* Material provided
++++++
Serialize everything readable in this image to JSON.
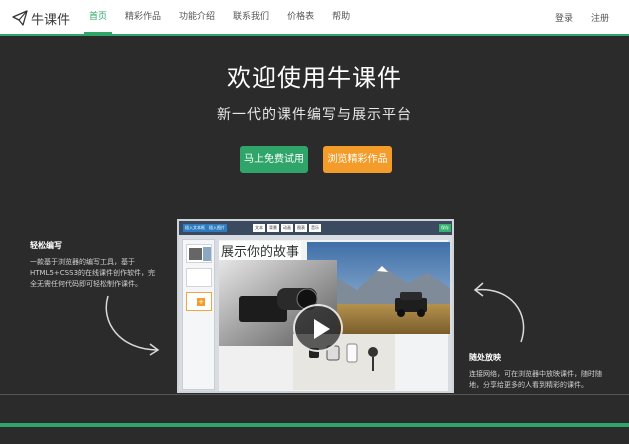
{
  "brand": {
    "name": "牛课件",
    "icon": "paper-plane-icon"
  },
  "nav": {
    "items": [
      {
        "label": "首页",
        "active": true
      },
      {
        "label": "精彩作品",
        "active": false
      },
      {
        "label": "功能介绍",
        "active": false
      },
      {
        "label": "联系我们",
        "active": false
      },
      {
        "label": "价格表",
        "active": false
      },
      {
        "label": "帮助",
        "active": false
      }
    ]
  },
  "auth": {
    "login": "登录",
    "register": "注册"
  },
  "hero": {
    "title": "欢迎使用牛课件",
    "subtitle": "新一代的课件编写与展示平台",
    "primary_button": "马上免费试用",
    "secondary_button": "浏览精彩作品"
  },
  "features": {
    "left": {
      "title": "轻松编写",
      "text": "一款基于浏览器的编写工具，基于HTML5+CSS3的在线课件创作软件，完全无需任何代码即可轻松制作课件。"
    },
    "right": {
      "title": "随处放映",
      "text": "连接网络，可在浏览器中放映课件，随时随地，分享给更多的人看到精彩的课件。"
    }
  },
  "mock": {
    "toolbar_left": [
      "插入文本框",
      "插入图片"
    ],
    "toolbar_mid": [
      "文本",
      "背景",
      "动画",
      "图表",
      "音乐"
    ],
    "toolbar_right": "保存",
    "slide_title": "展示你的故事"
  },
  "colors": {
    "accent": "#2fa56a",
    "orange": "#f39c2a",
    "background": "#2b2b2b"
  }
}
++++++
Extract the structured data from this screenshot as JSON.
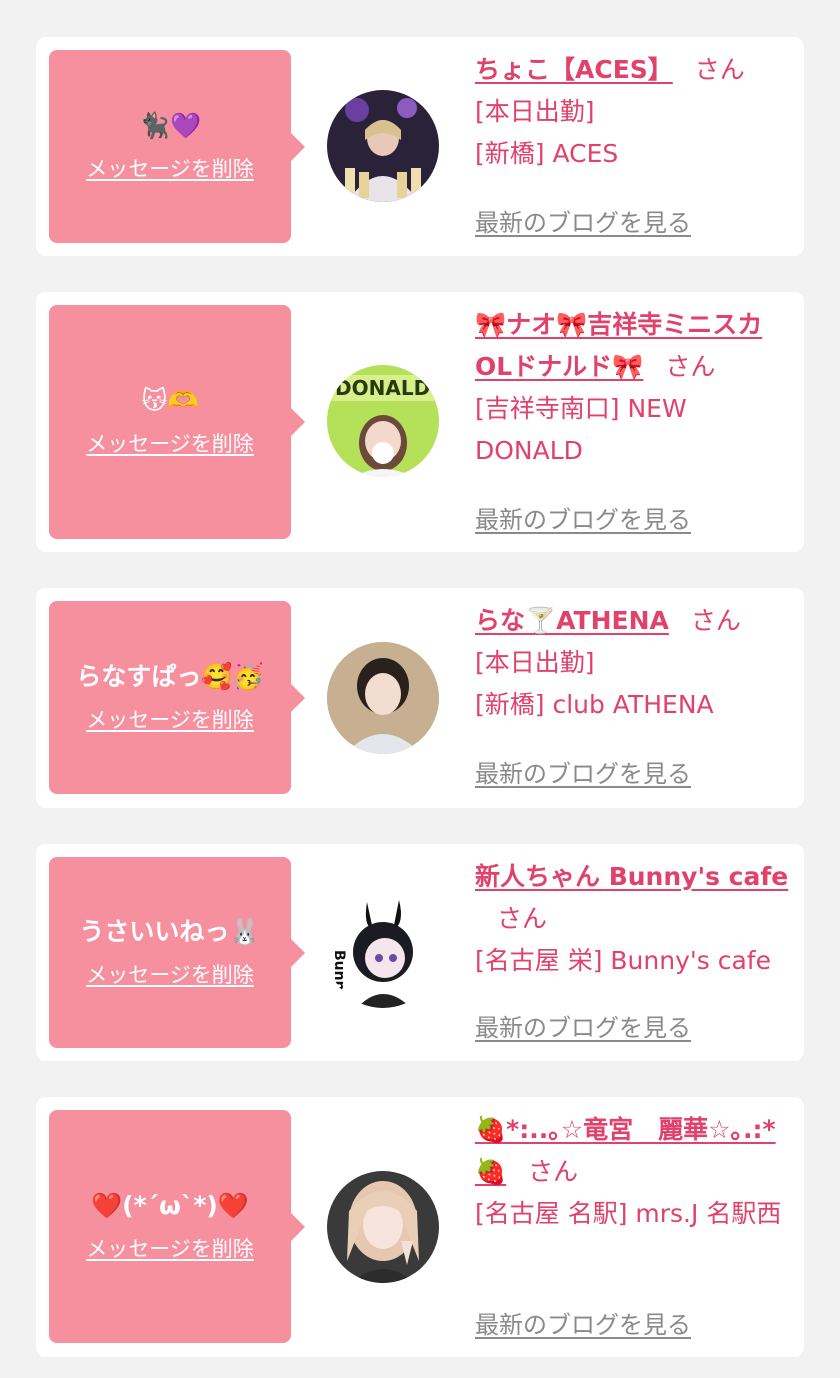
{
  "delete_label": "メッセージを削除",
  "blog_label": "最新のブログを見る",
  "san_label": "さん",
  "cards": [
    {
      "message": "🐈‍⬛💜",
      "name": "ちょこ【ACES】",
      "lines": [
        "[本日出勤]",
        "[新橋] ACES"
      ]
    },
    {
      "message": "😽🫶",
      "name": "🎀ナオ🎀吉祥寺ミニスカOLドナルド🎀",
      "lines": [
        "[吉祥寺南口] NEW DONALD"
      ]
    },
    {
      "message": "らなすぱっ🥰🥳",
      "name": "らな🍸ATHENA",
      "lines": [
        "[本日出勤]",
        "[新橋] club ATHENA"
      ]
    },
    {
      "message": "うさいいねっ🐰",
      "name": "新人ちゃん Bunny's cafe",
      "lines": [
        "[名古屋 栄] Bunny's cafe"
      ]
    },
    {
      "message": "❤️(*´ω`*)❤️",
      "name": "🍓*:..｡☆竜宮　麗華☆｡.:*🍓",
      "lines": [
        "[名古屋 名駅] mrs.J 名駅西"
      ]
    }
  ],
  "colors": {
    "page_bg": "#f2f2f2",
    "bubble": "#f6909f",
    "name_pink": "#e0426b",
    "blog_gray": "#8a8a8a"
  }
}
++++++
* Required work
Whenever "this" turns up in a line, pick that line out.

* In response
Serialize everything readable in this image to JSON.
Extract the structured data from this screenshot as JSON.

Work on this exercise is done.